Dataset extract:

____

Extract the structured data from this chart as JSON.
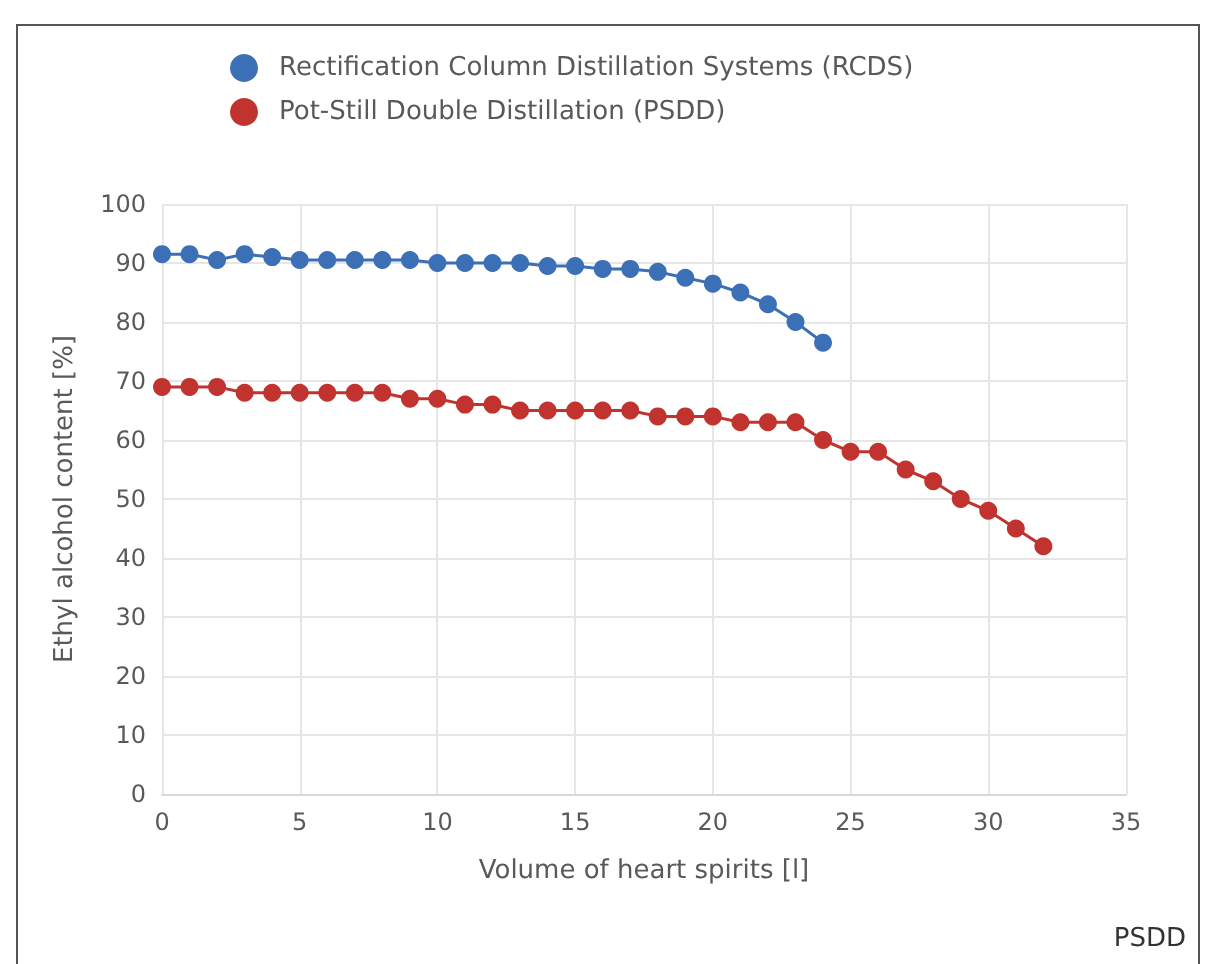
{
  "chart_data": {
    "type": "line",
    "xlabel": "Volume of heart spirits [l]",
    "ylabel": "Ethyl alcohol content [%]",
    "x": [
      0,
      1,
      2,
      3,
      4,
      5,
      6,
      7,
      8,
      9,
      10,
      11,
      12,
      13,
      14,
      15,
      16,
      17,
      18,
      19,
      20,
      21,
      22,
      23,
      24,
      25,
      26,
      27,
      28,
      29,
      30,
      31,
      32
    ],
    "series": [
      {
        "name": "Rectification Column Distillation Systems (RCDS)",
        "color": "#3b6fb6",
        "x": [
          0,
          1,
          2,
          3,
          4,
          5,
          6,
          7,
          8,
          9,
          10,
          11,
          12,
          13,
          14,
          15,
          16,
          17,
          18,
          19,
          20,
          21,
          22,
          23,
          24
        ],
        "values": [
          91.5,
          91.5,
          90.5,
          91.5,
          91,
          90.5,
          90.5,
          90.5,
          90.5,
          90.5,
          90,
          90,
          90,
          90,
          89.5,
          89.5,
          89,
          89,
          88.5,
          87.5,
          86.5,
          85,
          83,
          80,
          76.5
        ]
      },
      {
        "name": "Pot-Still Double Distillation (PSDD)",
        "color": "#c0332e",
        "values": [
          69,
          69,
          69,
          68,
          68,
          68,
          68,
          68,
          68,
          67,
          67,
          66,
          66,
          65,
          65,
          65,
          65,
          65,
          64,
          64,
          64,
          63,
          63,
          63,
          60,
          58,
          58,
          55,
          53,
          50,
          48,
          45,
          42
        ]
      }
    ],
    "xlim": [
      0,
      35
    ],
    "xticks": [
      0,
      5,
      10,
      15,
      20,
      25,
      30,
      35
    ],
    "ylim": [
      0,
      100
    ],
    "yticks": [
      0,
      10,
      20,
      30,
      40,
      50,
      60,
      70,
      80,
      90,
      100
    ],
    "grid": true,
    "legend": "top left",
    "marker": "circle",
    "line_style": "solid",
    "annotations": [
      "PSDD"
    ]
  }
}
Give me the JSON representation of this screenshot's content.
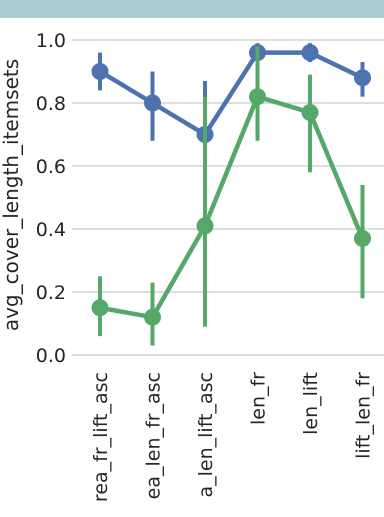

____

Short problem:
Only lines that contain the word "PSDD" are wanted; copy each of them.

Solution to this task:
        "name": "Pot-Still Double Distillation (PSDD)",
      "PSDD"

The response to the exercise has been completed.